* BEGIN SUPPLIED ENTRIES *

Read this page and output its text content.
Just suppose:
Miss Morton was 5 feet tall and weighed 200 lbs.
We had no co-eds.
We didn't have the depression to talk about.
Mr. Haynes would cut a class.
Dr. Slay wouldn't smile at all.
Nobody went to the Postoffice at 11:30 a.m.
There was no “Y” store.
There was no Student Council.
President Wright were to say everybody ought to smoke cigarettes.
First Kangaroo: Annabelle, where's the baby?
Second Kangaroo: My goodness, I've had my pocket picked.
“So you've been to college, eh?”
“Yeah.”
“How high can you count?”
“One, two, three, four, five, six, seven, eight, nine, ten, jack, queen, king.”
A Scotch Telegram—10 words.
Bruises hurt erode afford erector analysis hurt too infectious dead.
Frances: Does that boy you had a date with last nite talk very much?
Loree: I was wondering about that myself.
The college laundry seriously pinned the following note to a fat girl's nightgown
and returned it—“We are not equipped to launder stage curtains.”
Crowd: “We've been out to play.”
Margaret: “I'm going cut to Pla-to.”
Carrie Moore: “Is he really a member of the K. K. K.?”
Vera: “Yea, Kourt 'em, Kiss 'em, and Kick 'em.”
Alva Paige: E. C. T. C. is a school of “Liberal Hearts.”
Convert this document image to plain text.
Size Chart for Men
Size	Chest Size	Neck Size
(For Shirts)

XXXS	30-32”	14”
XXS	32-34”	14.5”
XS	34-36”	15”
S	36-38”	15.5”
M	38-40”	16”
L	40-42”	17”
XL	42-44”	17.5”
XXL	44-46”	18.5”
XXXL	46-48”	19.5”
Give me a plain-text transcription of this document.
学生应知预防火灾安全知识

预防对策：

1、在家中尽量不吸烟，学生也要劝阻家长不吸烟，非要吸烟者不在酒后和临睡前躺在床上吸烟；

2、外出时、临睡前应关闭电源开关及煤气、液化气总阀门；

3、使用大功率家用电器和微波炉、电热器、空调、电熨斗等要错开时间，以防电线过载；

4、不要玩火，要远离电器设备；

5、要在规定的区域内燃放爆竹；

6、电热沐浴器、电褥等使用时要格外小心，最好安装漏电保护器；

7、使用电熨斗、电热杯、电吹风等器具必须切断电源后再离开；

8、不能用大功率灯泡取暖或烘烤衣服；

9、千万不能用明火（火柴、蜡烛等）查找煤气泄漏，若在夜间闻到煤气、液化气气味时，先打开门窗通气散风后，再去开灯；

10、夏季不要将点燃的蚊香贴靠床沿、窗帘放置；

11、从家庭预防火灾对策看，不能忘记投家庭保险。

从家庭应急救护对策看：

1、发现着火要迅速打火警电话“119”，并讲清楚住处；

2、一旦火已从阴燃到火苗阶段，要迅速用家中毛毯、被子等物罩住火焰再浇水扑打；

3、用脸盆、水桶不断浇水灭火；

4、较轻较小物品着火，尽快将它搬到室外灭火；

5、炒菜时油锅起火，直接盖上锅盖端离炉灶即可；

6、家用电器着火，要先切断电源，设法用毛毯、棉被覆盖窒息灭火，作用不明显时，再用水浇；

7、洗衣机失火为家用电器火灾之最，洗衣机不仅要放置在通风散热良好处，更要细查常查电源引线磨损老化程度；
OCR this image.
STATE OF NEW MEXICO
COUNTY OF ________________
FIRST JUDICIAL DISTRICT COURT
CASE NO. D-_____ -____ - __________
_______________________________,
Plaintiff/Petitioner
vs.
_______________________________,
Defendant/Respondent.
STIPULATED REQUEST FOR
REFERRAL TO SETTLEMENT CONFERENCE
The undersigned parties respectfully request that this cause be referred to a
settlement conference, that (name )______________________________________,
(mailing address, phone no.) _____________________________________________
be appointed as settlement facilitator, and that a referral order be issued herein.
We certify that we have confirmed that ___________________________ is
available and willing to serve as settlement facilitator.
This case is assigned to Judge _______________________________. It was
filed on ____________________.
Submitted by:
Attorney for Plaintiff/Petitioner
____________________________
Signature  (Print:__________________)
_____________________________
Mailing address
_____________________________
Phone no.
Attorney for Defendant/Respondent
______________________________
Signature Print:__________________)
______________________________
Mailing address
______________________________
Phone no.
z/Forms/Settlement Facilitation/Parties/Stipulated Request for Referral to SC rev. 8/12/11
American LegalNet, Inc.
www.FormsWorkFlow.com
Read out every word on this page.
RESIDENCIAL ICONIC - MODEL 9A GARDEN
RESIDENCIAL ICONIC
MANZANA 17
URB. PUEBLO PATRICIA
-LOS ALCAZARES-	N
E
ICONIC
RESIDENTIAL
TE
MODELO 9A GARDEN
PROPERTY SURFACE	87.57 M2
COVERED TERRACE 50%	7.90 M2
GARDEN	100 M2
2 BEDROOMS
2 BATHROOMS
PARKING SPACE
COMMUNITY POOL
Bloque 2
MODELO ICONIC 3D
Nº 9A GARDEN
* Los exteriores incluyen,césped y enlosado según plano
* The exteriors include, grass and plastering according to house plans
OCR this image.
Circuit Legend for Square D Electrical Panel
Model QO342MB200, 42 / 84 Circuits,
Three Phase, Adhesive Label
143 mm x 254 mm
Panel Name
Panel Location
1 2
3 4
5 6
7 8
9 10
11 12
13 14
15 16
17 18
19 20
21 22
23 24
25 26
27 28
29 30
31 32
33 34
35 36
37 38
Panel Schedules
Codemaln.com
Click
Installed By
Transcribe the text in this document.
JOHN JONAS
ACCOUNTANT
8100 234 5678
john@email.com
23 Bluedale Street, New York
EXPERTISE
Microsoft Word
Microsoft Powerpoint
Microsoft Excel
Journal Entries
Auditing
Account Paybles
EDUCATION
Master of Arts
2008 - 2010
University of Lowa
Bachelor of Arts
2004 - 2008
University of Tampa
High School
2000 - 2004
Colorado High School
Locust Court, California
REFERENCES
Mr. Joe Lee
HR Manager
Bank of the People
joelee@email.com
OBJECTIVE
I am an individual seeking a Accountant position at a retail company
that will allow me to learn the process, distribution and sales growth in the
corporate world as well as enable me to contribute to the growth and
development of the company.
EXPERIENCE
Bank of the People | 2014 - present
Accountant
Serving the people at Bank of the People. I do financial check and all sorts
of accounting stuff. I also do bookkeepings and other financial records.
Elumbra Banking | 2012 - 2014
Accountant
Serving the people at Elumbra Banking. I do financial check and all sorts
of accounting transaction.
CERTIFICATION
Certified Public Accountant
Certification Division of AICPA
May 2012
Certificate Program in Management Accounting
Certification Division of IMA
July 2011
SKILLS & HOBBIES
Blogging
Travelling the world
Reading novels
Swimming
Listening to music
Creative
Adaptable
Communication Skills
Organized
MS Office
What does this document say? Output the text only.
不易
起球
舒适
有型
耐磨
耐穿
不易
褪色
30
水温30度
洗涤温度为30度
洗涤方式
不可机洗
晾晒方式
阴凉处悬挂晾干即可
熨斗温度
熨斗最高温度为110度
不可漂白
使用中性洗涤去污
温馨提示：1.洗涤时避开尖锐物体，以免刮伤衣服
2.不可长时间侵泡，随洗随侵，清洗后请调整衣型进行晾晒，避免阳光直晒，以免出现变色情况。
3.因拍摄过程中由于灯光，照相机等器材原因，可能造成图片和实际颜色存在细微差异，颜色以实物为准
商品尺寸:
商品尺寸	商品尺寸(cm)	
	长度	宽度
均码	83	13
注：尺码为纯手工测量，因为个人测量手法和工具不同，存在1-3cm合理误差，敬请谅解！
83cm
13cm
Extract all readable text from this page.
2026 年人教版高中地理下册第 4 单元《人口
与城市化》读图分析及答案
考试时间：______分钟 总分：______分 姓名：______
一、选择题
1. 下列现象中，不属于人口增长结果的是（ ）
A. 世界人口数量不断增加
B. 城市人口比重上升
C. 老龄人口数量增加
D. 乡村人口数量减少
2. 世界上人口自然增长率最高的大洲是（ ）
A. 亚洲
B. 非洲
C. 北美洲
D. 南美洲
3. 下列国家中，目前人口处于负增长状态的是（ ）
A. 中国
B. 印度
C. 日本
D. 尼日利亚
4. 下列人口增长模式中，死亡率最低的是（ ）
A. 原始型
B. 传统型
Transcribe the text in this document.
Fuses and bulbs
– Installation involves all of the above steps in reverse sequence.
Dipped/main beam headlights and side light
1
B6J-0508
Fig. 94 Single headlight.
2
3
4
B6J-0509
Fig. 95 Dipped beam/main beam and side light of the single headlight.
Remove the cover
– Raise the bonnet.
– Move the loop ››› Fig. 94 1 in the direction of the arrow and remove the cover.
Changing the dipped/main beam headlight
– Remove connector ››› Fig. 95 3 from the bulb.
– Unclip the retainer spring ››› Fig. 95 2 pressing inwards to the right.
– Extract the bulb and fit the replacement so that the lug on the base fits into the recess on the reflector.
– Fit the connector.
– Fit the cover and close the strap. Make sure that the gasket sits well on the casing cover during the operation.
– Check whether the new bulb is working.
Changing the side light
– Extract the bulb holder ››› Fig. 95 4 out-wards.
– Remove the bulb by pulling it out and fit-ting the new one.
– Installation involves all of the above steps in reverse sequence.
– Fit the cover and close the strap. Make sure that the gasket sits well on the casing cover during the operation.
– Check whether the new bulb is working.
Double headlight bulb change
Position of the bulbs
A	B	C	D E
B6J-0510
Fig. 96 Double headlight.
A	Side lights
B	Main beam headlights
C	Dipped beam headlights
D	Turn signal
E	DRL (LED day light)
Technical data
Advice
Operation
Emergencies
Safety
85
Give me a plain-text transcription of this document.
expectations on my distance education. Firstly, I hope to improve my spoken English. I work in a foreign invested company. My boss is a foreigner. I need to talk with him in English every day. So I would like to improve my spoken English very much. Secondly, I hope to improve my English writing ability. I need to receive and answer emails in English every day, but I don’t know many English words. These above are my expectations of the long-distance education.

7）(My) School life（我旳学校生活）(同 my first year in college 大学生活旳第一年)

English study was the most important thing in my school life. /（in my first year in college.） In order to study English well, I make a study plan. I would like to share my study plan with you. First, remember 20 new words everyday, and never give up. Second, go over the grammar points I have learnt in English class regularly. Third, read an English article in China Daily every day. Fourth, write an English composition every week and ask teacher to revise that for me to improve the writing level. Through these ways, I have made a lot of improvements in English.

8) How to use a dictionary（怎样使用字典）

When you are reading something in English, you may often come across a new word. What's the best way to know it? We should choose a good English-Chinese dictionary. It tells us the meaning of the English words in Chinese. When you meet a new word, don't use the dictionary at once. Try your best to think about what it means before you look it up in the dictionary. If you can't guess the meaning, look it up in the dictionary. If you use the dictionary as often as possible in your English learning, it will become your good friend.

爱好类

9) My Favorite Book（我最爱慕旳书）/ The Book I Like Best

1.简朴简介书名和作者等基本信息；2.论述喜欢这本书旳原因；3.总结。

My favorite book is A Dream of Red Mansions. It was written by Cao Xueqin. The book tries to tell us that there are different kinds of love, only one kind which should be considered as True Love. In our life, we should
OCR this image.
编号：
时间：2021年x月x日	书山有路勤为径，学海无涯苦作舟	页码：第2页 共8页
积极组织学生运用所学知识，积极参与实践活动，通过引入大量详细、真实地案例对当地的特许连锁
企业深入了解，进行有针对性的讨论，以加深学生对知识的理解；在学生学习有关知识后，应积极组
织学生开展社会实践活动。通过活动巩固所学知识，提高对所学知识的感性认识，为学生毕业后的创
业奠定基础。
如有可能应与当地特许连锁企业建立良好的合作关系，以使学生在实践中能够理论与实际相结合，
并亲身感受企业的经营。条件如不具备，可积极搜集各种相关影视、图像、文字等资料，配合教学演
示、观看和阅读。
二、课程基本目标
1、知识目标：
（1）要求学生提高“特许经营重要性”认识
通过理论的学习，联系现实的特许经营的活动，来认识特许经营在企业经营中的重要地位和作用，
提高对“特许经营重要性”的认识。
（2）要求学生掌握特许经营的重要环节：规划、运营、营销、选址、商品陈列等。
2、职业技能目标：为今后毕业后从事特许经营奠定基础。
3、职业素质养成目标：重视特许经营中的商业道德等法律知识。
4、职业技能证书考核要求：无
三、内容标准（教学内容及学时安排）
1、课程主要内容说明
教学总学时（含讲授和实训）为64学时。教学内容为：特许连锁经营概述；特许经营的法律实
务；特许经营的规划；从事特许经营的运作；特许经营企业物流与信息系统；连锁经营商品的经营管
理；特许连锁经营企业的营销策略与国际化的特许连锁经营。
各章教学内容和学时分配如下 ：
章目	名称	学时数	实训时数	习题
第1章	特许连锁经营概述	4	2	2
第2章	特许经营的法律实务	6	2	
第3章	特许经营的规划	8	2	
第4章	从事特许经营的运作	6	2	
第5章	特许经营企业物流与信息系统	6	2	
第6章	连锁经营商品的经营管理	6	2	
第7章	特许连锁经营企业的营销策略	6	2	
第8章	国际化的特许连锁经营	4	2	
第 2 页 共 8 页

* END SUPPLIED ENTRIES *

**WRITTEN TASK**: Copy out all lines that carry the word "connector".

**SOLUTION FOR THIS EXERCISE**:
– Remove connector ››› Fig. 95 3 from the bulb.
– Fit the connector.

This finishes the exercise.